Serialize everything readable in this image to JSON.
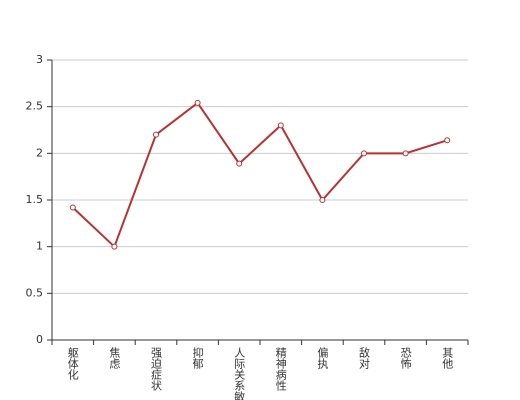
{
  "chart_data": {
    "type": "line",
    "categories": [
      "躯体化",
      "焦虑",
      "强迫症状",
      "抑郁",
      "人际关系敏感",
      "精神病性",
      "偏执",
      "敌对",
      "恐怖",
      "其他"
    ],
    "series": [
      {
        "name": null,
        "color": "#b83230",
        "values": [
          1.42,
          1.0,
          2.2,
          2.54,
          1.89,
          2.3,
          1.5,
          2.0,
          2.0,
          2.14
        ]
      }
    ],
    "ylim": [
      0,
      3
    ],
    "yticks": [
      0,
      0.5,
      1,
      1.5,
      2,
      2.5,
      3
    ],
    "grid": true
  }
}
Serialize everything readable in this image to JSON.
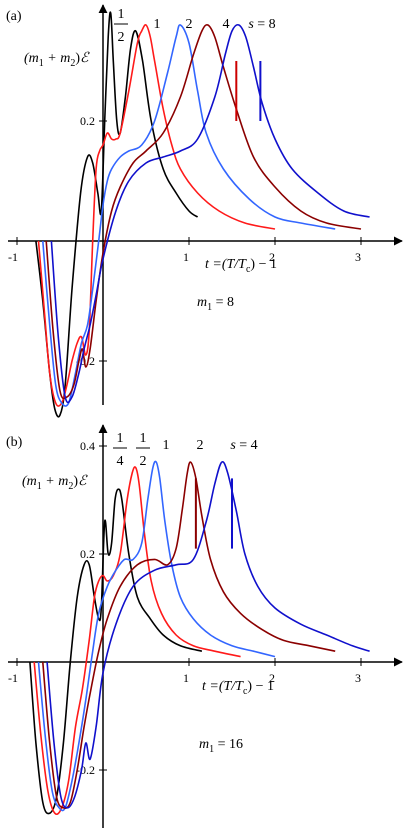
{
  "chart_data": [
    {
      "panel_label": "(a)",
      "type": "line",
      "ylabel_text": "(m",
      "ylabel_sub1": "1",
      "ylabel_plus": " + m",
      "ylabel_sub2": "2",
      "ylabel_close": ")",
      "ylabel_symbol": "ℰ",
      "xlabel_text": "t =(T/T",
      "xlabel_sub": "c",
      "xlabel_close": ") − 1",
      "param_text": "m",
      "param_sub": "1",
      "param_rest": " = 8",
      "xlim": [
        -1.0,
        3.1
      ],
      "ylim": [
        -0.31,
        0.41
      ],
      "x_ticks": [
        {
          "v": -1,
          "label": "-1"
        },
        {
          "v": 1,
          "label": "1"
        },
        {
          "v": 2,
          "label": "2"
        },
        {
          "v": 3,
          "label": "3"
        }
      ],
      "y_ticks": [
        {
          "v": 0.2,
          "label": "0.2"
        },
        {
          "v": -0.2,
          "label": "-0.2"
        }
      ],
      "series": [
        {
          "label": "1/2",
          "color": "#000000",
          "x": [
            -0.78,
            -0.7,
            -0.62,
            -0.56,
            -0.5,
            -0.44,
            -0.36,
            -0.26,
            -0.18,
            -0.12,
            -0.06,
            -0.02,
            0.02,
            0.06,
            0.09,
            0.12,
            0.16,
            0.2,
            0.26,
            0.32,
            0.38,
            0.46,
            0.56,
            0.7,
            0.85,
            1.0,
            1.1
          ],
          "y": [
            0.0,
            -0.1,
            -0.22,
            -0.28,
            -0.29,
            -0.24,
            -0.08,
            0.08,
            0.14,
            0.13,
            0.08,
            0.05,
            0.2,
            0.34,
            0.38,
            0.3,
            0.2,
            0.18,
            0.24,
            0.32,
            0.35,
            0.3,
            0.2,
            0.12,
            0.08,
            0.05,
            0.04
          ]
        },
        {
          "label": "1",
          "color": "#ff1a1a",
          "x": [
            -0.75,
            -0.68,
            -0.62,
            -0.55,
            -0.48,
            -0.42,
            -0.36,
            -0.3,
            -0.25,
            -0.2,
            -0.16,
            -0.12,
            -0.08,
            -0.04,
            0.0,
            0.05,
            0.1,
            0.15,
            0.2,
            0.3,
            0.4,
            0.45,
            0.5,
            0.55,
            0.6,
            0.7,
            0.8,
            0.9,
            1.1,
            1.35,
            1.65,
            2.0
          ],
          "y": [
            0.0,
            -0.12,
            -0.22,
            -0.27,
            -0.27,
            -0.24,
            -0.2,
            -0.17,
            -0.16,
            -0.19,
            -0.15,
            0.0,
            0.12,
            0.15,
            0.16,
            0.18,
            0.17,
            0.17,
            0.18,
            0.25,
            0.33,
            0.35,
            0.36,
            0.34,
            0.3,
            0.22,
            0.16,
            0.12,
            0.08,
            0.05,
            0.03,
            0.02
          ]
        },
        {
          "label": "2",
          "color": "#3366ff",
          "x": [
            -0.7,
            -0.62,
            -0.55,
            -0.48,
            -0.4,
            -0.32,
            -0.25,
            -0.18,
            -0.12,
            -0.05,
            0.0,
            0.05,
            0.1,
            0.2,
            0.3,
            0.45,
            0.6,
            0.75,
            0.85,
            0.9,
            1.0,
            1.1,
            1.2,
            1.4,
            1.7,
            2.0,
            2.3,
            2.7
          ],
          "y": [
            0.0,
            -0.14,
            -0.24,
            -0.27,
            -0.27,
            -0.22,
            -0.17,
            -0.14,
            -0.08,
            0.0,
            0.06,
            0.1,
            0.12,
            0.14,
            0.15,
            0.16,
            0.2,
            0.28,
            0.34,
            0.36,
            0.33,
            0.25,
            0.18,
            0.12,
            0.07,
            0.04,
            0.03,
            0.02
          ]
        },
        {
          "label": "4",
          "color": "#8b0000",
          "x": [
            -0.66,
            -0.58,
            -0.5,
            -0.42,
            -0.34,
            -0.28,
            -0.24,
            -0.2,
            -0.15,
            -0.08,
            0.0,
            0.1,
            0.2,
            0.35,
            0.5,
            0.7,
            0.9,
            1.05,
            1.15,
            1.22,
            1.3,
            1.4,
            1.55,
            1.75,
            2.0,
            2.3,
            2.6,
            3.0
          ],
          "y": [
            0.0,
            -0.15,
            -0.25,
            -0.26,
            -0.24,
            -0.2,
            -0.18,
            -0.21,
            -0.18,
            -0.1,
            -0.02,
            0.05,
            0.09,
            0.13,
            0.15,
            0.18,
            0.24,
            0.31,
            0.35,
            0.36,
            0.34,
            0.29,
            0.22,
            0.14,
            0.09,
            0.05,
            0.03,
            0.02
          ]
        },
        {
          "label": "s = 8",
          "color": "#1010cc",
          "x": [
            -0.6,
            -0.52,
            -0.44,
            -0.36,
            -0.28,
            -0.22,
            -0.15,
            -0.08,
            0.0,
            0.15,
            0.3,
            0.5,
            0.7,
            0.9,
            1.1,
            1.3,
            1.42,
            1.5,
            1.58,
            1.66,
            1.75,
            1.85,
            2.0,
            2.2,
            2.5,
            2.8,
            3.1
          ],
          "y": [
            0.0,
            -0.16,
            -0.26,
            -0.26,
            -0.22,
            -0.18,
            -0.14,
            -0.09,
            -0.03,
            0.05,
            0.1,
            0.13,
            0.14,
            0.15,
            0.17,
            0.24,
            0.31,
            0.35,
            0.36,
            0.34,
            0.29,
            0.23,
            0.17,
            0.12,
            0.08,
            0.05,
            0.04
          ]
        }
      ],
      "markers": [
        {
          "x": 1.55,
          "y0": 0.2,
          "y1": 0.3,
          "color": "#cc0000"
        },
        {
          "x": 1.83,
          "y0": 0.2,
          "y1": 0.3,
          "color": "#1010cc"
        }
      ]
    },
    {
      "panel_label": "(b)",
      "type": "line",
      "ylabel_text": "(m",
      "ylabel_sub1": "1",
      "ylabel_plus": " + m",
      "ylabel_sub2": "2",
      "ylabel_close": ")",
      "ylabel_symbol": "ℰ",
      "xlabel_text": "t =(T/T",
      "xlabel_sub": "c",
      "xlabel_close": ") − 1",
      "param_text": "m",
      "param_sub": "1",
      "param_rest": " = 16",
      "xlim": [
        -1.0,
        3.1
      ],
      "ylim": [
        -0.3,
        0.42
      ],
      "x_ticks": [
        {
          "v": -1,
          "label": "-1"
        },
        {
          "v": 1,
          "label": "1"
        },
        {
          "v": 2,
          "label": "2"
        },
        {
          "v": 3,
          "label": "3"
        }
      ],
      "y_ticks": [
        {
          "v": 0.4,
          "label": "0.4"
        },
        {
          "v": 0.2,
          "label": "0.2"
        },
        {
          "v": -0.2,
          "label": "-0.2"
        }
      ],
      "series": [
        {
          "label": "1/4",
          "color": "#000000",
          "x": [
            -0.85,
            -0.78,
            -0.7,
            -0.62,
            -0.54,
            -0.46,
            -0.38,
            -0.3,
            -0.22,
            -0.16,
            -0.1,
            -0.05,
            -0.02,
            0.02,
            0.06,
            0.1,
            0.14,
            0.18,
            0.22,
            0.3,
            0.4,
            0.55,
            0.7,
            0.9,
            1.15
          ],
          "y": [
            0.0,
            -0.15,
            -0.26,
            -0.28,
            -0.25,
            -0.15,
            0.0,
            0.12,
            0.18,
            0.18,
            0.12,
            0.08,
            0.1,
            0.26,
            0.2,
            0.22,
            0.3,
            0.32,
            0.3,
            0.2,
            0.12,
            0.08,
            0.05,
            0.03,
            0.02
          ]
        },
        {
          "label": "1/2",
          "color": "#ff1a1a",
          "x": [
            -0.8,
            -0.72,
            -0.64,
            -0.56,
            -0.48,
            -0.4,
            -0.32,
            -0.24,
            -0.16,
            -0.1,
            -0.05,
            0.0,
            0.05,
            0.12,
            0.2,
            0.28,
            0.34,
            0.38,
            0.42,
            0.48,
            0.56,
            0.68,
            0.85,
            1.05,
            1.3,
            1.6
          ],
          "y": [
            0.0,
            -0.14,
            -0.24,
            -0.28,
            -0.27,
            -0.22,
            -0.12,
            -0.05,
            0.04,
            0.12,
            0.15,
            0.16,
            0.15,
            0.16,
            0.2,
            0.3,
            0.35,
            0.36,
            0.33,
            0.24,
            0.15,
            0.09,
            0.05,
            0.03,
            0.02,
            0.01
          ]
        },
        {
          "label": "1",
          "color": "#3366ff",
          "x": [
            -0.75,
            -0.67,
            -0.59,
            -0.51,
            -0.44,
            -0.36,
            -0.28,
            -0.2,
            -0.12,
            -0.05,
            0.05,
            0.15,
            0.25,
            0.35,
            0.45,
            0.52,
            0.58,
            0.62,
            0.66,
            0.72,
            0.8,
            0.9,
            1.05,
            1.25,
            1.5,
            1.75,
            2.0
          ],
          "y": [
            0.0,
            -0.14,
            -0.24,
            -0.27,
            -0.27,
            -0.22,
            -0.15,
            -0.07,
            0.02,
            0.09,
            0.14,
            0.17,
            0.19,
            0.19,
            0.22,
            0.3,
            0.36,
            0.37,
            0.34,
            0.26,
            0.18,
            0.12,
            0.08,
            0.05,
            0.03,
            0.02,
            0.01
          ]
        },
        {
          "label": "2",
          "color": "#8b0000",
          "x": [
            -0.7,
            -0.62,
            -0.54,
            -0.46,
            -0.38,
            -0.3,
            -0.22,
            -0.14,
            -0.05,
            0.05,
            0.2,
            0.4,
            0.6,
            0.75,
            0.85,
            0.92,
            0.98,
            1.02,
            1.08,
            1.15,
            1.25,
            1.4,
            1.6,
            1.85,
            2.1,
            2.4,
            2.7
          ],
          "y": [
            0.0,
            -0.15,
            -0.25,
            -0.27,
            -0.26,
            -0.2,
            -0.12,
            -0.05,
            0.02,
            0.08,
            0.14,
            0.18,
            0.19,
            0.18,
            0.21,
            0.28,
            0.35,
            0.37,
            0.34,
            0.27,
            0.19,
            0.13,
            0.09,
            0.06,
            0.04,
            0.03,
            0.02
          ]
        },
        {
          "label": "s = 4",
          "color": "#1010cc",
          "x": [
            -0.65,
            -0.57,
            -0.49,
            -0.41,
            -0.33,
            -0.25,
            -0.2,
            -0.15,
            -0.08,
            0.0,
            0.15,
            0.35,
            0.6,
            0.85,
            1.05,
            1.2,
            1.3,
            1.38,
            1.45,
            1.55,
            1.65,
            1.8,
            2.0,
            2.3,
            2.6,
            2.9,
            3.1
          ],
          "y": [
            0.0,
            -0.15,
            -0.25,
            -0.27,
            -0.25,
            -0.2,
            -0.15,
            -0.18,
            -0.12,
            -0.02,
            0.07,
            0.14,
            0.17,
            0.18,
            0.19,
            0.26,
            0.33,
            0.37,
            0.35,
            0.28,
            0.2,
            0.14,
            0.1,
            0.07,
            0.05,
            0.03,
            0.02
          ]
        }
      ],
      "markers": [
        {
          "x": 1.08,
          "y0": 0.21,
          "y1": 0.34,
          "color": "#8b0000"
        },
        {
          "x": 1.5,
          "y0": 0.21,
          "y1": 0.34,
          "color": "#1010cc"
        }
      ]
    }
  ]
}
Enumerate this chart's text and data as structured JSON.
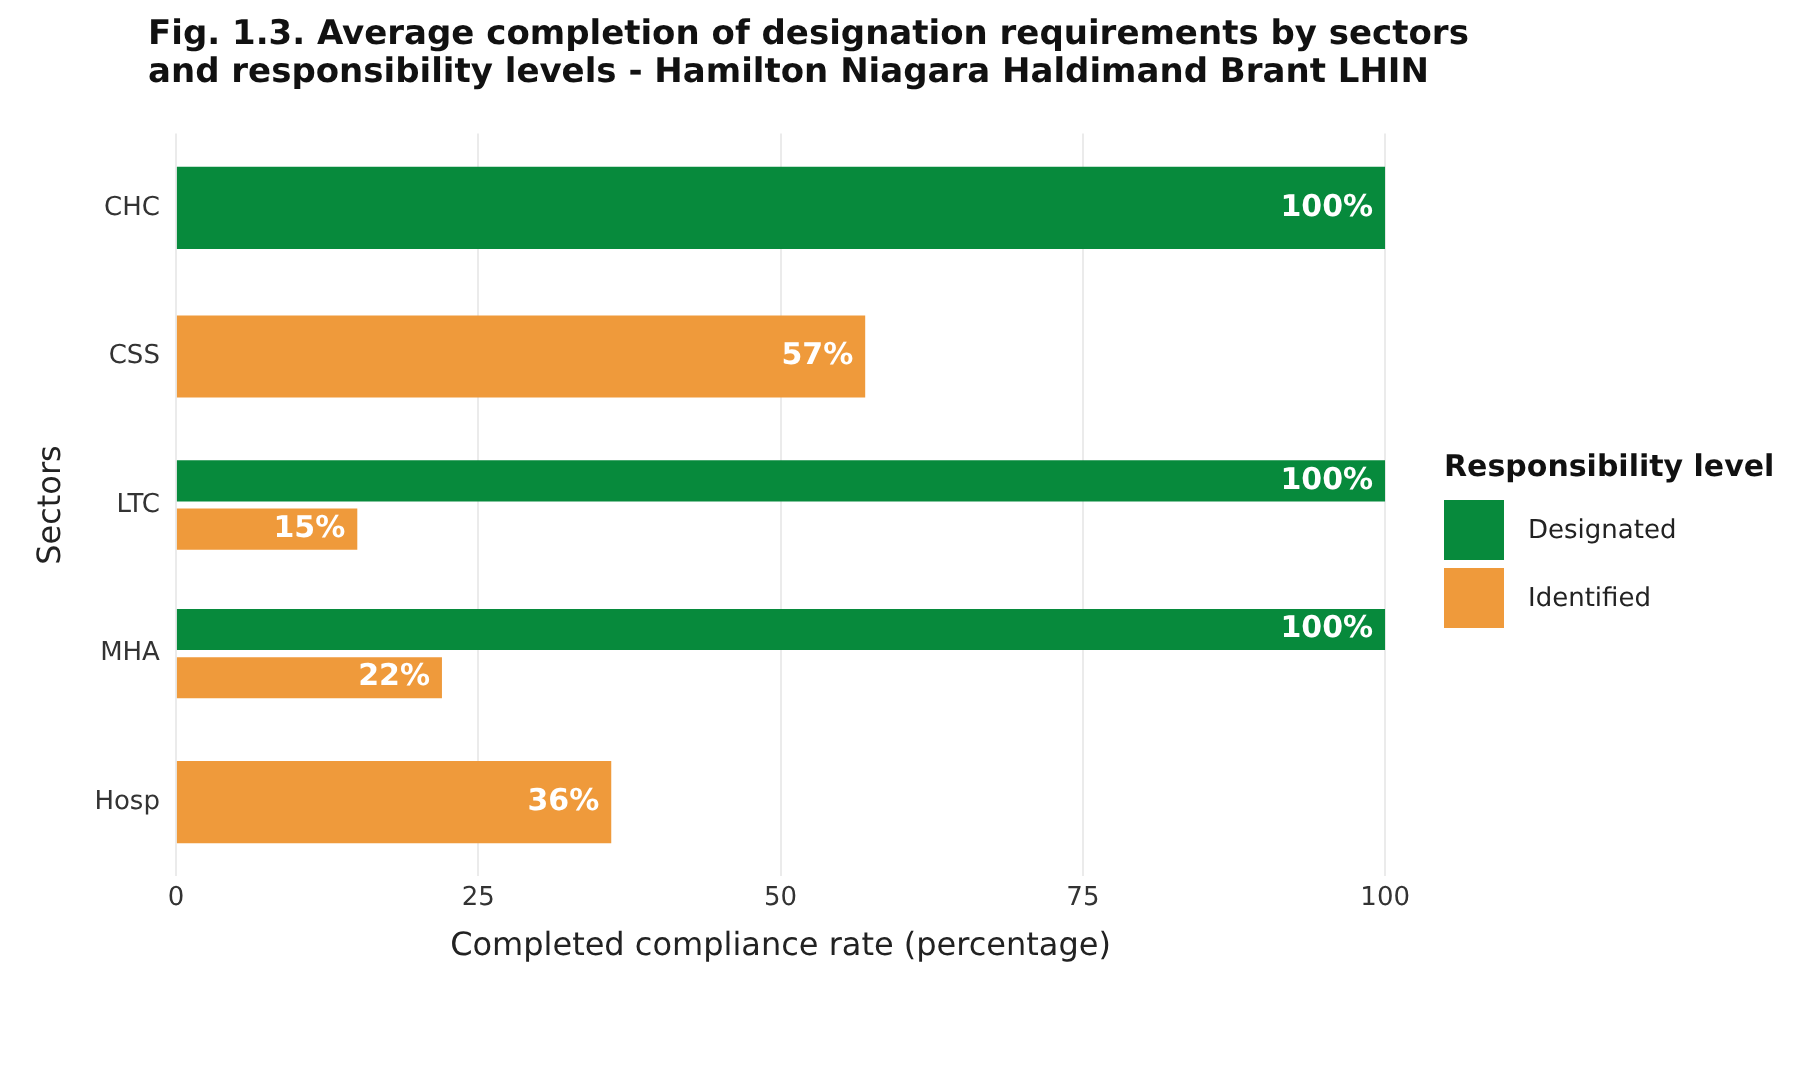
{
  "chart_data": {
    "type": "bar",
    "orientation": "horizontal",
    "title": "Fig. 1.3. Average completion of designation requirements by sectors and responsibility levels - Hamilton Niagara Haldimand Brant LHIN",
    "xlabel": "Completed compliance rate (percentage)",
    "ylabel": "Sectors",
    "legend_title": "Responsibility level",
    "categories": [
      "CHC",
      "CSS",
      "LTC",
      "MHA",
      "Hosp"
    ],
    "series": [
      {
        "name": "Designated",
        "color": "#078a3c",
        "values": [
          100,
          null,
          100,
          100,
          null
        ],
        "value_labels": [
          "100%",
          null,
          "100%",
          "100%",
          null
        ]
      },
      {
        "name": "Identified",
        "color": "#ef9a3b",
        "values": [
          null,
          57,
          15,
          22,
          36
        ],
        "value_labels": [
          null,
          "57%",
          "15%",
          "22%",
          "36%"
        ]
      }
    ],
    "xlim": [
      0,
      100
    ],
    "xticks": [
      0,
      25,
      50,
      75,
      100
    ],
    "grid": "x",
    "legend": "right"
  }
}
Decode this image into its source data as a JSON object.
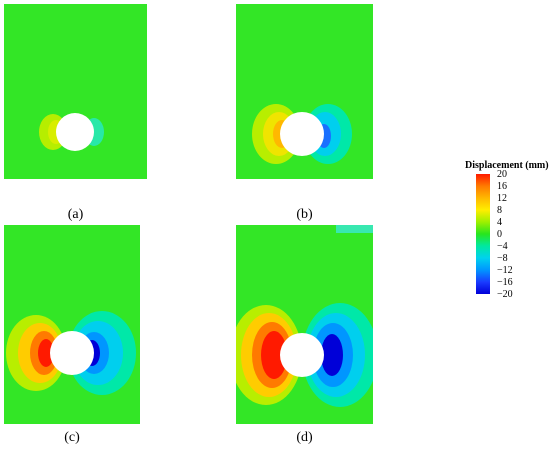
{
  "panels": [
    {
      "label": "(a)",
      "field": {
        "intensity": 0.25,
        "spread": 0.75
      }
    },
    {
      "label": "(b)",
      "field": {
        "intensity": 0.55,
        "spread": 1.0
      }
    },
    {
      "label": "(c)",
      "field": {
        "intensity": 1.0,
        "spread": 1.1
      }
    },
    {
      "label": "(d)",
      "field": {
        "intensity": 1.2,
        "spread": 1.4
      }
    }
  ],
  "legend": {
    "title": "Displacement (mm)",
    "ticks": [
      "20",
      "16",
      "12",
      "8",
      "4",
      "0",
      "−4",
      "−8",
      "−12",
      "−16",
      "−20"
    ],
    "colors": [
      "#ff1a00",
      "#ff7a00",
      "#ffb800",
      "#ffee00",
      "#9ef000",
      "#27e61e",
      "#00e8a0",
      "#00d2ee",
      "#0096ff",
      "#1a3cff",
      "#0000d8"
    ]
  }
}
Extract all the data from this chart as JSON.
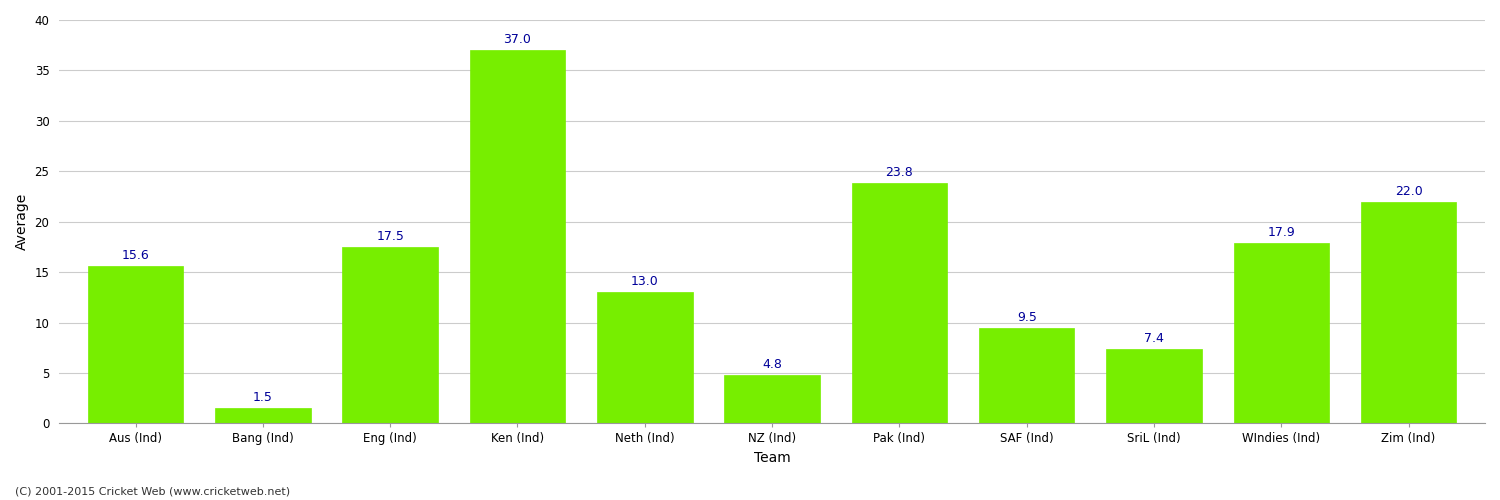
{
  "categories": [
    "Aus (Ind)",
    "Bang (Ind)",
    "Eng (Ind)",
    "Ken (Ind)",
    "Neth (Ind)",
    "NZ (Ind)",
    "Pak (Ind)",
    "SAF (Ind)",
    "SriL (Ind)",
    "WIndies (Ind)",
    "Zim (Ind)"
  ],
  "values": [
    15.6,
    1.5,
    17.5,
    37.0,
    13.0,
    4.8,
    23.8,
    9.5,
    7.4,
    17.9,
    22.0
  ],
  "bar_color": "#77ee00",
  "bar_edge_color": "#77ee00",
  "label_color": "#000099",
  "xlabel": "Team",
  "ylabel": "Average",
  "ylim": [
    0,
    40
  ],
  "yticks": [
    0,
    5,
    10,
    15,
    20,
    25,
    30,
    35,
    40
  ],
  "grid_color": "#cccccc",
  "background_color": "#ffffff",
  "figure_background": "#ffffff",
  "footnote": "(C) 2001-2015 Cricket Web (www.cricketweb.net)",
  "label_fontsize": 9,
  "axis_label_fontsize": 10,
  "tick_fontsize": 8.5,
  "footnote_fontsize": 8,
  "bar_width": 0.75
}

==================================================

Respond with nothing but the number of lines in the entries that contain the string "type".

4